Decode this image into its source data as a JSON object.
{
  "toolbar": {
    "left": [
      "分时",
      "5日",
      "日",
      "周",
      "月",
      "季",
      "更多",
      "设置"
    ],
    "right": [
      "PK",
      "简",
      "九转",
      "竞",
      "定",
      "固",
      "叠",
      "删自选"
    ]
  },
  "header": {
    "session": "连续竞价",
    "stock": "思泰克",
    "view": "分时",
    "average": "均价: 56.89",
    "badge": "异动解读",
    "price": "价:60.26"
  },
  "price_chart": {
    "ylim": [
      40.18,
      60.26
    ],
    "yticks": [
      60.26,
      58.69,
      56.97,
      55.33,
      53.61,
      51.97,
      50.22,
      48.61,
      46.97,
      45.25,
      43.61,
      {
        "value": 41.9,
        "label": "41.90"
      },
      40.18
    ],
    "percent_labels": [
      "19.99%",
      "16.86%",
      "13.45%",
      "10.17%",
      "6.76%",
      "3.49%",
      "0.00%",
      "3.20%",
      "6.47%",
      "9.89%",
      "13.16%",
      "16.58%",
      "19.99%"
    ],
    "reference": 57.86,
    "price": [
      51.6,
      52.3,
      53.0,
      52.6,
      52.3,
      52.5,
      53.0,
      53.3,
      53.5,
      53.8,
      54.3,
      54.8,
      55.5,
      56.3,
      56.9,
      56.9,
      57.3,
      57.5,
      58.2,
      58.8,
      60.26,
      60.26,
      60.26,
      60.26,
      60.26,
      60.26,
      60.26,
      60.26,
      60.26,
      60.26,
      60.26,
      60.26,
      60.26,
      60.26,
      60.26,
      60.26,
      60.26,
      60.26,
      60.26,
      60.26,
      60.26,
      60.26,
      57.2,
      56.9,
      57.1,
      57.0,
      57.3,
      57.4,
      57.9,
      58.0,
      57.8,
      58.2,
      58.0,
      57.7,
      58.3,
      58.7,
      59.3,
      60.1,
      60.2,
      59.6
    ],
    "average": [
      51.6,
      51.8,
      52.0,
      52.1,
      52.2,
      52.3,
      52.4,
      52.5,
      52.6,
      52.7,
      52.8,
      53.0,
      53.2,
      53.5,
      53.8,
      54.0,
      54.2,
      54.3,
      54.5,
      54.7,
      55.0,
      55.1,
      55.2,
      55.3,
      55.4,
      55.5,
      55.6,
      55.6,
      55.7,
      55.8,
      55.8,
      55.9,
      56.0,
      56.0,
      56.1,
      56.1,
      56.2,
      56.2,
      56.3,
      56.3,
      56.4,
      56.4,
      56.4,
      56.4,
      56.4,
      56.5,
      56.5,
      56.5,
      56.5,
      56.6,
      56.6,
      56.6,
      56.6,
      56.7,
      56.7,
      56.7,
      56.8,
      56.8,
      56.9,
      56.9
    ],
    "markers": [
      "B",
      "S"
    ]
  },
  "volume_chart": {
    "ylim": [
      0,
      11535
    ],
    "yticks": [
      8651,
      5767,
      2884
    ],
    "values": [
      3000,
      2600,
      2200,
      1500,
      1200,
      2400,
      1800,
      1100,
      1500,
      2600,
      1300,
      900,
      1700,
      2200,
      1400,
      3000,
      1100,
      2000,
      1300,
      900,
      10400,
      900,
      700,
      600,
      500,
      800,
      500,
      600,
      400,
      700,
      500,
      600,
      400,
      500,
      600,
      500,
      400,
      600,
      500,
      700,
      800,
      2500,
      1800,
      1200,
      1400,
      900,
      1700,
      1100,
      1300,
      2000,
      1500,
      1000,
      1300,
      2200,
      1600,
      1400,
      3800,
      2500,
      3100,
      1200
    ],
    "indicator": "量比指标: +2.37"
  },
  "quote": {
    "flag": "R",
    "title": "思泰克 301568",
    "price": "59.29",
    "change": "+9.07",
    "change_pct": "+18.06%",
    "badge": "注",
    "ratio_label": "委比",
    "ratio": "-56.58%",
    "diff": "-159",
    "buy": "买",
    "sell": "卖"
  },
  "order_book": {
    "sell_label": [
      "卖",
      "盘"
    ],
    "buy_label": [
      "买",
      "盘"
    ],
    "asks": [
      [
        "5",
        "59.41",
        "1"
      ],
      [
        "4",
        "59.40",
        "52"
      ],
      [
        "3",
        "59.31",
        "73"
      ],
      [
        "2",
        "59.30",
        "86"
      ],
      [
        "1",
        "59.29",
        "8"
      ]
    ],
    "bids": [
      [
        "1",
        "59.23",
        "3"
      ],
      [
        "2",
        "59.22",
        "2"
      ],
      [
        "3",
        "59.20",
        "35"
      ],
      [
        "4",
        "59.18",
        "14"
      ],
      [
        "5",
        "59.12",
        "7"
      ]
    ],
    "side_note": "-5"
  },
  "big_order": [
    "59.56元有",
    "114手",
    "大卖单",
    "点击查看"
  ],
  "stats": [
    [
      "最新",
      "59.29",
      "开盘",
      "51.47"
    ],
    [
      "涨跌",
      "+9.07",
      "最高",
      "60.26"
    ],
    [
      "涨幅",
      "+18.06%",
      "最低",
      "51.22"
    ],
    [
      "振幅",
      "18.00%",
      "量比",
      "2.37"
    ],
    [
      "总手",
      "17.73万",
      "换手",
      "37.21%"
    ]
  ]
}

::::::::::

* **Exercise requirements**: Output the records above in their entirety, exactly.

* **Task output**:
Decode this image into its source data as a JSON object.
{
  "toolbar": {
    "left": [
      "分时",
      "5日",
      "日",
      "周",
      "月",
      "季",
      "更多",
      "设置"
    ],
    "right": [
      "PK",
      "简",
      "九转",
      "竞",
      "定",
      "固",
      "叠",
      "删自选"
    ]
  },
  "header": {
    "session": "连续竞价",
    "stock": "思泰克",
    "view": "分时",
    "average": "均价: 56.89",
    "badge": "异动解读",
    "price": "价:60.26"
  },
  "price_chart": {
    "ylim": [
      40.18,
      60.26
    ],
    "yticks": [
      60.26,
      58.69,
      56.97,
      55.33,
      53.61,
      51.97,
      50.22,
      48.61,
      46.97,
      45.25,
      43.61,
      {
        "value": 41.9,
        "label": "41.90"
      },
      40.18
    ],
    "percent_labels": [
      "19.99%",
      "16.86%",
      "13.45%",
      "10.17%",
      "6.76%",
      "3.49%",
      "0.00%",
      "3.20%",
      "6.47%",
      "9.89%",
      "13.16%",
      "16.58%",
      "19.99%"
    ],
    "reference": 57.86,
    "price": [
      51.6,
      52.3,
      53.0,
      52.6,
      52.3,
      52.5,
      53.0,
      53.3,
      53.5,
      53.8,
      54.3,
      54.8,
      55.5,
      56.3,
      56.9,
      56.9,
      57.3,
      57.5,
      58.2,
      58.8,
      60.26,
      60.26,
      60.26,
      60.26,
      60.26,
      60.26,
      60.26,
      60.26,
      60.26,
      60.26,
      60.26,
      60.26,
      60.26,
      60.26,
      60.26,
      60.26,
      60.26,
      60.26,
      60.26,
      60.26,
      60.26,
      60.26,
      57.2,
      56.9,
      57.1,
      57.0,
      57.3,
      57.4,
      57.9,
      58.0,
      57.8,
      58.2,
      58.0,
      57.7,
      58.3,
      58.7,
      59.3,
      60.1,
      60.2,
      59.6
    ],
    "average": [
      51.6,
      51.8,
      52.0,
      52.1,
      52.2,
      52.3,
      52.4,
      52.5,
      52.6,
      52.7,
      52.8,
      53.0,
      53.2,
      53.5,
      53.8,
      54.0,
      54.2,
      54.3,
      54.5,
      54.7,
      55.0,
      55.1,
      55.2,
      55.3,
      55.4,
      55.5,
      55.6,
      55.6,
      55.7,
      55.8,
      55.8,
      55.9,
      56.0,
      56.0,
      56.1,
      56.1,
      56.2,
      56.2,
      56.3,
      56.3,
      56.4,
      56.4,
      56.4,
      56.4,
      56.4,
      56.5,
      56.5,
      56.5,
      56.5,
      56.6,
      56.6,
      56.6,
      56.6,
      56.7,
      56.7,
      56.7,
      56.8,
      56.8,
      56.9,
      56.9
    ],
    "markers": [
      "B",
      "S"
    ]
  },
  "volume_chart": {
    "ylim": [
      0,
      11535
    ],
    "yticks": [
      8651,
      5767,
      2884
    ],
    "values": [
      3000,
      2600,
      2200,
      1500,
      1200,
      2400,
      1800,
      1100,
      1500,
      2600,
      1300,
      900,
      1700,
      2200,
      1400,
      3000,
      1100,
      2000,
      1300,
      900,
      10400,
      900,
      700,
      600,
      500,
      800,
      500,
      600,
      400,
      700,
      500,
      600,
      400,
      500,
      600,
      500,
      400,
      600,
      500,
      700,
      800,
      2500,
      1800,
      1200,
      1400,
      900,
      1700,
      1100,
      1300,
      2000,
      1500,
      1000,
      1300,
      2200,
      1600,
      1400,
      3800,
      2500,
      3100,
      1200
    ],
    "indicator": "量比指标: +2.37"
  },
  "quote": {
    "flag": "R",
    "title": "思泰克 301568",
    "price": "59.29",
    "change": "+9.07",
    "change_pct": "+18.06%",
    "badge": "注",
    "ratio_label": "委比",
    "ratio": "-56.58%",
    "diff": "-159",
    "buy": "买",
    "sell": "卖"
  },
  "order_book": {
    "sell_label": [
      "卖",
      "盘"
    ],
    "buy_label": [
      "买",
      "盘"
    ],
    "asks": [
      [
        "5",
        "59.41",
        "1"
      ],
      [
        "4",
        "59.40",
        "52"
      ],
      [
        "3",
        "59.31",
        "73"
      ],
      [
        "2",
        "59.30",
        "86"
      ],
      [
        "1",
        "59.29",
        "8"
      ]
    ],
    "bids": [
      [
        "1",
        "59.23",
        "3"
      ],
      [
        "2",
        "59.22",
        "2"
      ],
      [
        "3",
        "59.20",
        "35"
      ],
      [
        "4",
        "59.18",
        "14"
      ],
      [
        "5",
        "59.12",
        "7"
      ]
    ],
    "side_note": "-5"
  },
  "big_order": [
    "59.56元有",
    "114手",
    "大卖单",
    "点击查看"
  ],
  "stats": [
    [
      "最新",
      "59.29",
      "开盘",
      "51.47"
    ],
    [
      "涨跌",
      "+9.07",
      "最高",
      "60.26"
    ],
    [
      "涨幅",
      "+18.06%",
      "最低",
      "51.22"
    ],
    [
      "振幅",
      "18.00%",
      "量比",
      "2.37"
    ],
    [
      "总手",
      "17.73万",
      "换手",
      "37.21%"
    ]
  ]
}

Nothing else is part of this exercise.